§ WHAT IS REQUIRED: Below are the records. Gather each line that holds "about".

━━━ SUPPLIED MATERIAL ━━━

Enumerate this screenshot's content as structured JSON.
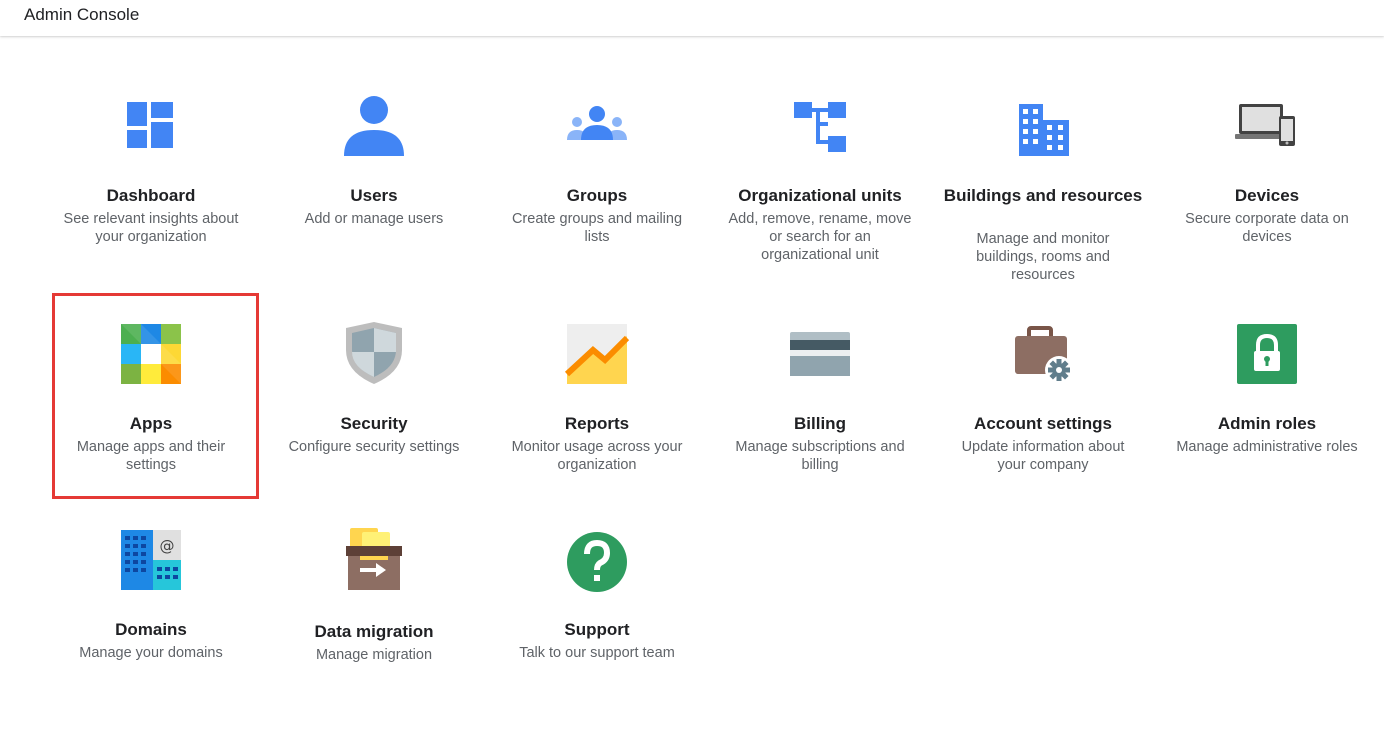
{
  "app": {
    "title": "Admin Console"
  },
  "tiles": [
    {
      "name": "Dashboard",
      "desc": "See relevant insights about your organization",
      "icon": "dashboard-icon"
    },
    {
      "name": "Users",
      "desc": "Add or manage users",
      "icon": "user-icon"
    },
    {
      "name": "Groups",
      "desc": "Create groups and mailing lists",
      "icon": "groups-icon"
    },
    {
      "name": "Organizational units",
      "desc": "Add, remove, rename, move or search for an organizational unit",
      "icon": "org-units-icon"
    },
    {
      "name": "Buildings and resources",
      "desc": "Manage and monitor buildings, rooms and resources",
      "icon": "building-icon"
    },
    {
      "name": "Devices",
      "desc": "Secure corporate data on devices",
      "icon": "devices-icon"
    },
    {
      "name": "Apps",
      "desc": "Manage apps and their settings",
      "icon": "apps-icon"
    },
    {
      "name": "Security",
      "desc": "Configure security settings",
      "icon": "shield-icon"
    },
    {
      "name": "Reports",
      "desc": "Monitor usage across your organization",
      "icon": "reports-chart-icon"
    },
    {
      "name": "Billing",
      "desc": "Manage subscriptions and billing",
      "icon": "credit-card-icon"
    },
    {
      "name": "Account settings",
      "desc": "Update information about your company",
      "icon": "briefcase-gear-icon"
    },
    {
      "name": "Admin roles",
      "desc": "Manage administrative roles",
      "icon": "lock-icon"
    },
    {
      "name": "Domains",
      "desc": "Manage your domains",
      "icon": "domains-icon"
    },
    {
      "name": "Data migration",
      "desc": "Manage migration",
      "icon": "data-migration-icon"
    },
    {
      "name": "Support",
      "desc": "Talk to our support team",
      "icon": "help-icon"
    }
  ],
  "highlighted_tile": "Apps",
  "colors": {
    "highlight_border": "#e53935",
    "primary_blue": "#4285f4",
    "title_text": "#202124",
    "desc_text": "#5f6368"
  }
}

━━━
━━━ SUPPLIED MATERIAL ━━━

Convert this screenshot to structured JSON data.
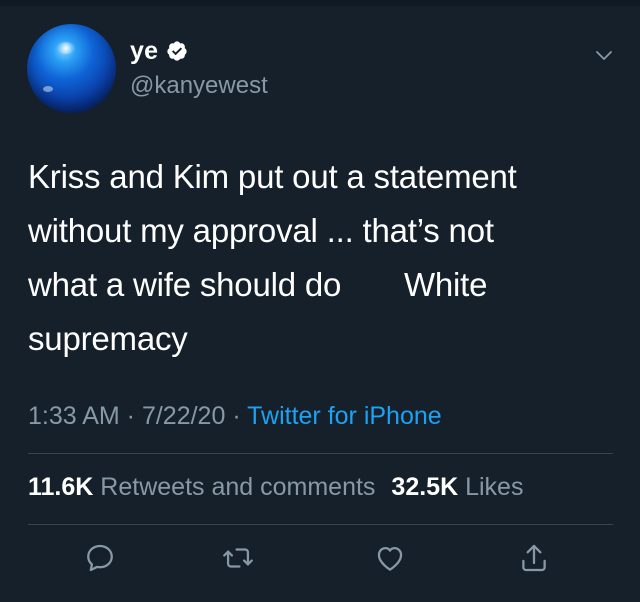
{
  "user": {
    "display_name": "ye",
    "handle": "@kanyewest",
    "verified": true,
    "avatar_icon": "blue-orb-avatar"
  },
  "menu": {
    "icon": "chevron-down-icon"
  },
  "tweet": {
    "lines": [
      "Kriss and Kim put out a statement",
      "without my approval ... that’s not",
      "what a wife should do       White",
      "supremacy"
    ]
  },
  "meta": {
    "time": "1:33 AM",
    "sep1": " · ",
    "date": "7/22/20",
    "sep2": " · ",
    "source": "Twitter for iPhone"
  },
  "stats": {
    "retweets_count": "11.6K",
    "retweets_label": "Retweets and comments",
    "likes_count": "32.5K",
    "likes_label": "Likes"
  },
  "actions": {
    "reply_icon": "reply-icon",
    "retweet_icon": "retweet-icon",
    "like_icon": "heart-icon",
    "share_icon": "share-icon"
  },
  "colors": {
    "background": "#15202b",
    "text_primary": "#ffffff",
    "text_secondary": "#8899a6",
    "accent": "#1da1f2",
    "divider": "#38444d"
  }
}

━━━

§ FINISHED TASK:
      "desc": "See relevant insights about your organization",
      "desc": "Update information about your company",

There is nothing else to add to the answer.